***** Entries provided

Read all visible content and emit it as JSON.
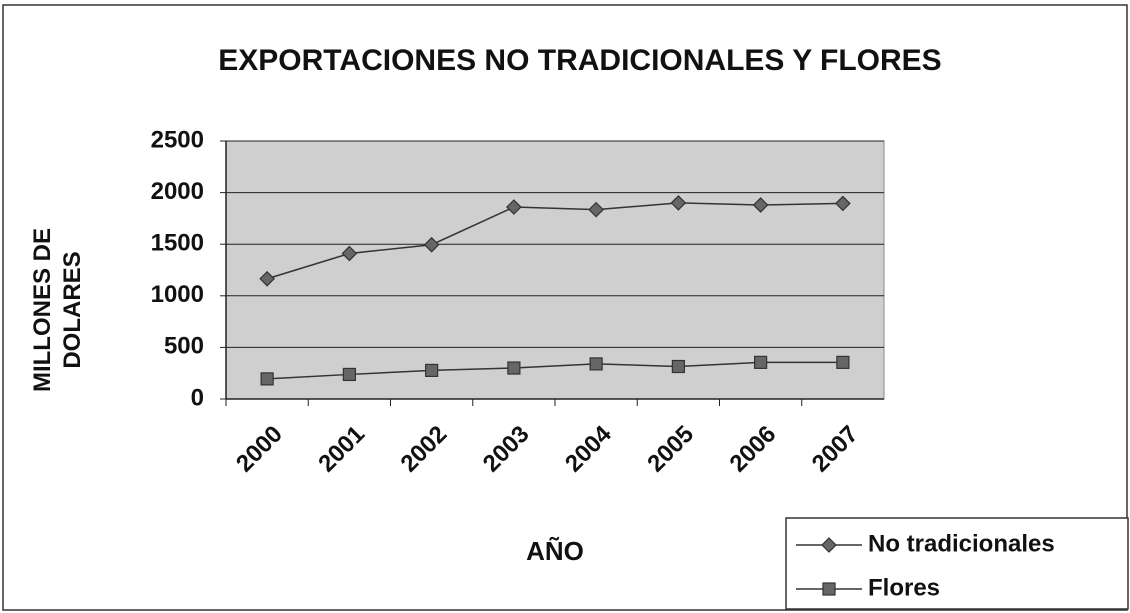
{
  "chart_data": {
    "type": "line",
    "title": "EXPORTACIONES NO TRADICIONALES Y FLORES",
    "x_label": "AÑO",
    "y_label": "MILLONES DE DOLARES",
    "categories": [
      "2000",
      "2001",
      "2002",
      "2003",
      "2004",
      "2005",
      "2006",
      "2007"
    ],
    "series": [
      {
        "name": "No tradicionales",
        "color": "#333333",
        "marker": "diamond",
        "values": [
          1165,
          1410,
          1495,
          1860,
          1835,
          1900,
          1880,
          1895
        ]
      },
      {
        "name": "Flores",
        "color": "#333333",
        "marker": "square",
        "values": [
          195,
          238,
          277,
          300,
          340,
          315,
          355,
          355
        ]
      }
    ],
    "ylim": [
      0,
      2500
    ],
    "yticks": [
      0,
      500,
      1000,
      1500,
      2000,
      2500
    ],
    "grid": true,
    "legend": "bottom-right"
  }
}
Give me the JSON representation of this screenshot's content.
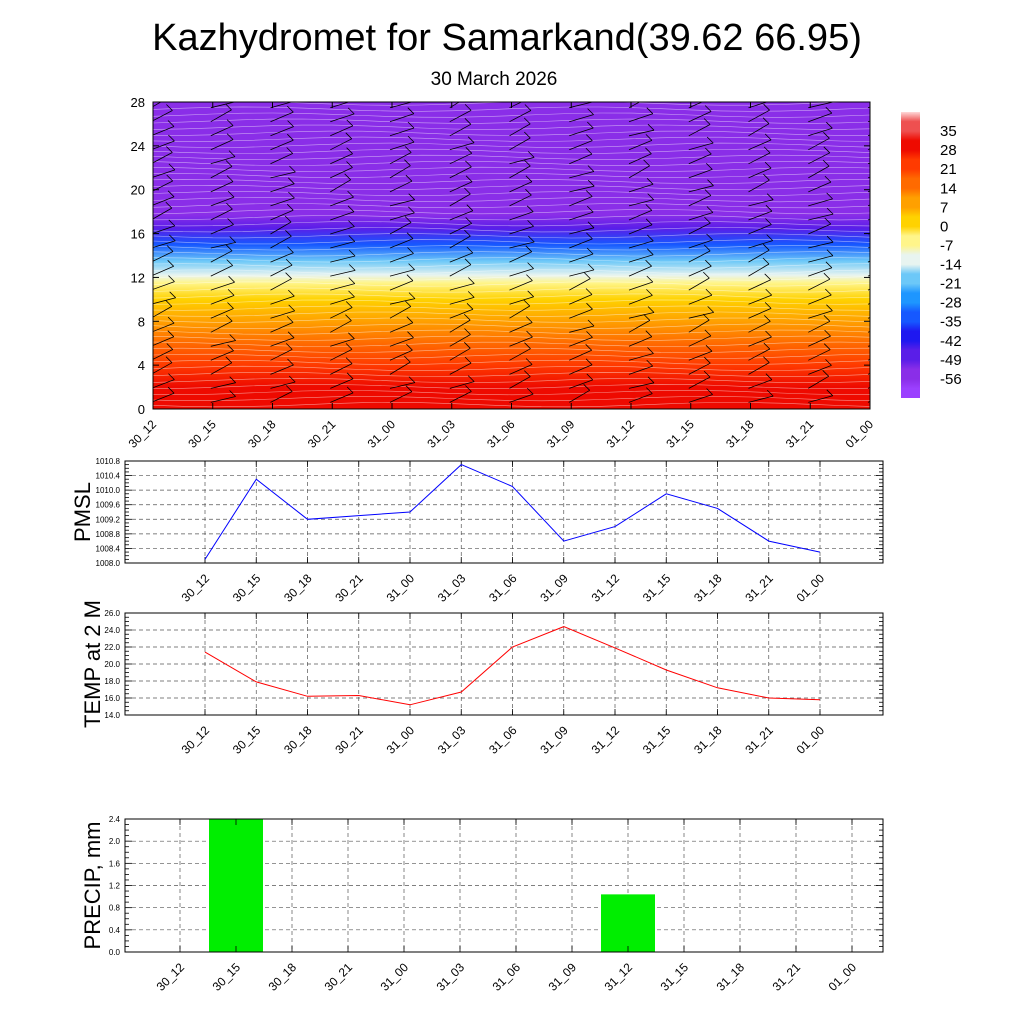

**********

_Request_. Repeat each entry exactly as given; no pictures belong in the copy.

_Response to the task_.
Read all visible content and emit it as JSON.
{
  "chart_data": {
    "type": "line",
    "title": "EXPORTACIONES NO TRADICIONALES Y FLORES",
    "x_label": "AÑO",
    "y_label": "MILLONES DE DOLARES",
    "categories": [
      "2000",
      "2001",
      "2002",
      "2003",
      "2004",
      "2005",
      "2006",
      "2007"
    ],
    "series": [
      {
        "name": "No tradicionales",
        "color": "#333333",
        "marker": "diamond",
        "values": [
          1165,
          1410,
          1495,
          1860,
          1835,
          1900,
          1880,
          1895
        ]
      },
      {
        "name": "Flores",
        "color": "#333333",
        "marker": "square",
        "values": [
          195,
          238,
          277,
          300,
          340,
          315,
          355,
          355
        ]
      }
    ],
    "ylim": [
      0,
      2500
    ],
    "yticks": [
      0,
      500,
      1000,
      1500,
      2000,
      2500
    ],
    "grid": true,
    "legend": "bottom-right"
  }
}
Give me the JSON representation of this screenshot's content.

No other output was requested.